_Task goal_: Where the word "name" occurs in a line, return that line.

[Dataset records on visual material]
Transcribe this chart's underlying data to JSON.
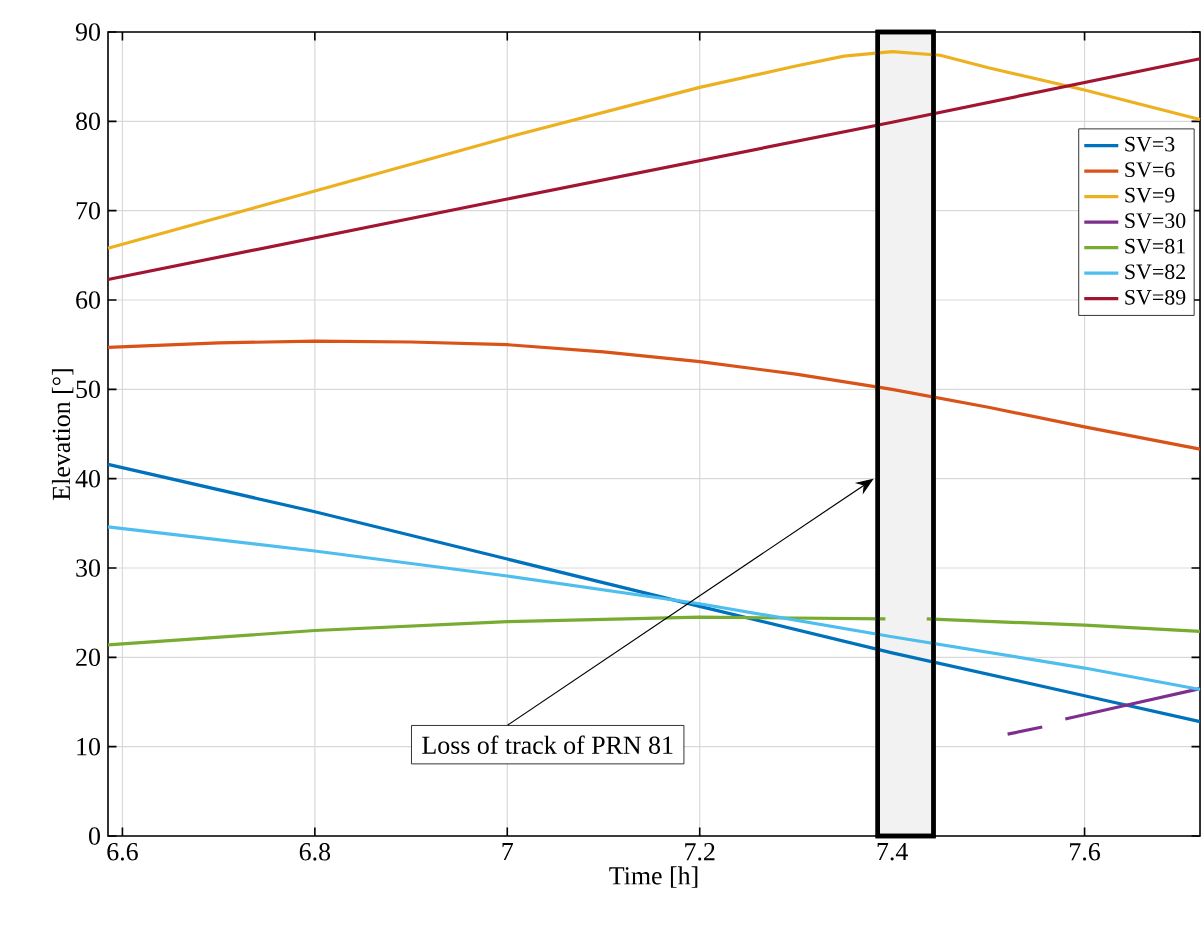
{
  "chart_data": {
    "type": "line",
    "xlabel": "Time [h]",
    "ylabel": "Elevation [°]",
    "xlim": [
      6.585,
      7.72
    ],
    "ylim": [
      0,
      90
    ],
    "xticks": [
      6.6,
      6.8,
      7,
      7.2,
      7.4,
      7.6
    ],
    "yticks": [
      0,
      10,
      20,
      30,
      40,
      50,
      60,
      70,
      80,
      90
    ],
    "grid": true,
    "legend": "top right",
    "series": [
      {
        "name": "SV=3",
        "color": "#0072bd",
        "x": [
          6.585,
          6.8,
          7.0,
          7.2,
          7.4,
          7.6,
          7.72
        ],
        "values": [
          41.6,
          36.3,
          31.0,
          25.7,
          20.5,
          15.7,
          12.8
        ]
      },
      {
        "name": "SV=6",
        "color": "#d95319",
        "x": [
          6.585,
          6.7,
          6.8,
          6.9,
          7.0,
          7.1,
          7.2,
          7.3,
          7.4,
          7.5,
          7.6,
          7.72
        ],
        "values": [
          54.7,
          55.2,
          55.4,
          55.3,
          55.0,
          54.2,
          53.1,
          51.7,
          50.0,
          48.0,
          45.8,
          43.3
        ]
      },
      {
        "name": "SV=9",
        "color": "#edb120",
        "x": [
          6.585,
          6.8,
          7.0,
          7.2,
          7.3,
          7.35,
          7.4,
          7.45,
          7.5,
          7.6,
          7.72
        ],
        "values": [
          65.8,
          72.2,
          78.2,
          83.8,
          86.2,
          87.3,
          87.8,
          87.4,
          86.0,
          83.5,
          80.2
        ]
      },
      {
        "name": "SV=30",
        "color": "#7e2f8e",
        "x": [
          7.52,
          7.556,
          7.57,
          7.58,
          7.65,
          7.72
        ],
        "values": [
          11.4,
          12.2,
          null,
          13.1,
          14.8,
          16.5
        ]
      },
      {
        "name": "SV=81",
        "color": "#77ac30",
        "x": [
          6.585,
          6.8,
          7.0,
          7.2,
          7.393,
          7.41,
          7.436,
          7.6,
          7.72
        ],
        "values": [
          21.4,
          23.0,
          24.0,
          24.5,
          24.3,
          null,
          24.3,
          23.6,
          22.9
        ]
      },
      {
        "name": "SV=82",
        "color": "#4dbeee",
        "x": [
          6.585,
          6.8,
          7.0,
          7.2,
          7.4,
          7.6,
          7.72
        ],
        "values": [
          34.6,
          31.9,
          29.1,
          26.0,
          22.3,
          18.8,
          16.4
        ]
      },
      {
        "name": "SV=89",
        "color": "#a2142f",
        "x": [
          6.585,
          7.0,
          7.4,
          7.72
        ],
        "values": [
          62.3,
          71.3,
          79.9,
          87.0
        ]
      }
    ],
    "bands": [
      {
        "axis": "x",
        "from": 7.385,
        "to": 7.443,
        "color": "#000000"
      }
    ],
    "annotations": [
      {
        "text": "Loss of track of PRN 81",
        "x": 7.385,
        "y": 40
      }
    ]
  }
}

_Output_:
        "name": "SV=3",
        "name": "SV=6",
        "name": "SV=9",
        "name": "SV=30",
        "name": "SV=81",
        "name": "SV=82",
        "name": "SV=89",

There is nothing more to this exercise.